→ **RECORDS TO PROCESS**:
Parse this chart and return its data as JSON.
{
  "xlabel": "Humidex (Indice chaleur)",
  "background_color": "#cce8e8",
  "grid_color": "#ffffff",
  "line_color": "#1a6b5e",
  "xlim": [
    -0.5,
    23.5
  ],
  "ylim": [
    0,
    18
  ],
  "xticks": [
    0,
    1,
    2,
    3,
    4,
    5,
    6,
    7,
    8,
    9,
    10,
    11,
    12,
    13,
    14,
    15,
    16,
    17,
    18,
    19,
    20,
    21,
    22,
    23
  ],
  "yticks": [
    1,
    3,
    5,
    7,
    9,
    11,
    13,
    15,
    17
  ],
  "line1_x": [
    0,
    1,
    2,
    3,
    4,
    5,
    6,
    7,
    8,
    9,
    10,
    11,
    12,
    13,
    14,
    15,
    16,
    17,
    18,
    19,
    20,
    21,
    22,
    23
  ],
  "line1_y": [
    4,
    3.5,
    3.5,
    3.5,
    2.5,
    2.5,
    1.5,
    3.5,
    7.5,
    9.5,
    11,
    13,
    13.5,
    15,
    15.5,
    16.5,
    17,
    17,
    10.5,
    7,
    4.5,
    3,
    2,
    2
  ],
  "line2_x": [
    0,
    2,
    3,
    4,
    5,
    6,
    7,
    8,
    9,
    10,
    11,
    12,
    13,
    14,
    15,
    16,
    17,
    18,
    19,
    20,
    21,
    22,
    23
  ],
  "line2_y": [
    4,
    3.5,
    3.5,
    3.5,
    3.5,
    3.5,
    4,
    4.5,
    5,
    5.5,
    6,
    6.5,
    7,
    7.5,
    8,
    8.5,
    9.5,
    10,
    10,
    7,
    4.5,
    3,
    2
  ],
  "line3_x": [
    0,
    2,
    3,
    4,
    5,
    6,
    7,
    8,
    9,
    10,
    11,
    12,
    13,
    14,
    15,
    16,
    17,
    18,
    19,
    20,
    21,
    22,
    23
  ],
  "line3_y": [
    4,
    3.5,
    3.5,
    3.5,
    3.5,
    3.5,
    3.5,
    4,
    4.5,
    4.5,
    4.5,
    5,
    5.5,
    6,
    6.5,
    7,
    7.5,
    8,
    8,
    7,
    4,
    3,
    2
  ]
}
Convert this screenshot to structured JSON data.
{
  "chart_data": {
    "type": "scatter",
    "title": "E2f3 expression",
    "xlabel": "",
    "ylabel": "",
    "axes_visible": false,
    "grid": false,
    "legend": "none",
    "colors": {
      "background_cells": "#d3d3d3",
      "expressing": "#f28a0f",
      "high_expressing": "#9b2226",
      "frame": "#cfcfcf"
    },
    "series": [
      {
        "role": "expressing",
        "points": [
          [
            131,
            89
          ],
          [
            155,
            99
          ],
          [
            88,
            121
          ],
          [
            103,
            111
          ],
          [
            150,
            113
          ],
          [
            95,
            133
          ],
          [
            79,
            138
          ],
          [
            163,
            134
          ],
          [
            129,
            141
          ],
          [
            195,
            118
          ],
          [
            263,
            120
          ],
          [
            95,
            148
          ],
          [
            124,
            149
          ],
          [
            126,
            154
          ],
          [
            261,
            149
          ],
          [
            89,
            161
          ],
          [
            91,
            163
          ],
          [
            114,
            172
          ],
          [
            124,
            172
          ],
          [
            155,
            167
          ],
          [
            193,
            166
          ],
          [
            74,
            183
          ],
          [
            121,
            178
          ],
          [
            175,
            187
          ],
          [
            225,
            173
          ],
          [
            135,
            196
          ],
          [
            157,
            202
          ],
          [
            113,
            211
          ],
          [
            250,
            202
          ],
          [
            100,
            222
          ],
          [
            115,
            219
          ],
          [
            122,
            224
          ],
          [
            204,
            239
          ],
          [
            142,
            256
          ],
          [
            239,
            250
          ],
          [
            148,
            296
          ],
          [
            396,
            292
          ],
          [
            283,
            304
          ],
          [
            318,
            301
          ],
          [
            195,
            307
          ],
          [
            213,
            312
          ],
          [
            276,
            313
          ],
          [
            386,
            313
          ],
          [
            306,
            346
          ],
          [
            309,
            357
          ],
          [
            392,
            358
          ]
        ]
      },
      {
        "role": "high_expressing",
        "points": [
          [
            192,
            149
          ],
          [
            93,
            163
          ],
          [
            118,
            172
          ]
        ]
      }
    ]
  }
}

→ **GIVEN INSTRUCTION**: Select the lines that carry the string "role" and copy them.

→ **SOLUTION FOR THIS EXERCISE**:
        "role": "expressing",
        "role": "high_expressing",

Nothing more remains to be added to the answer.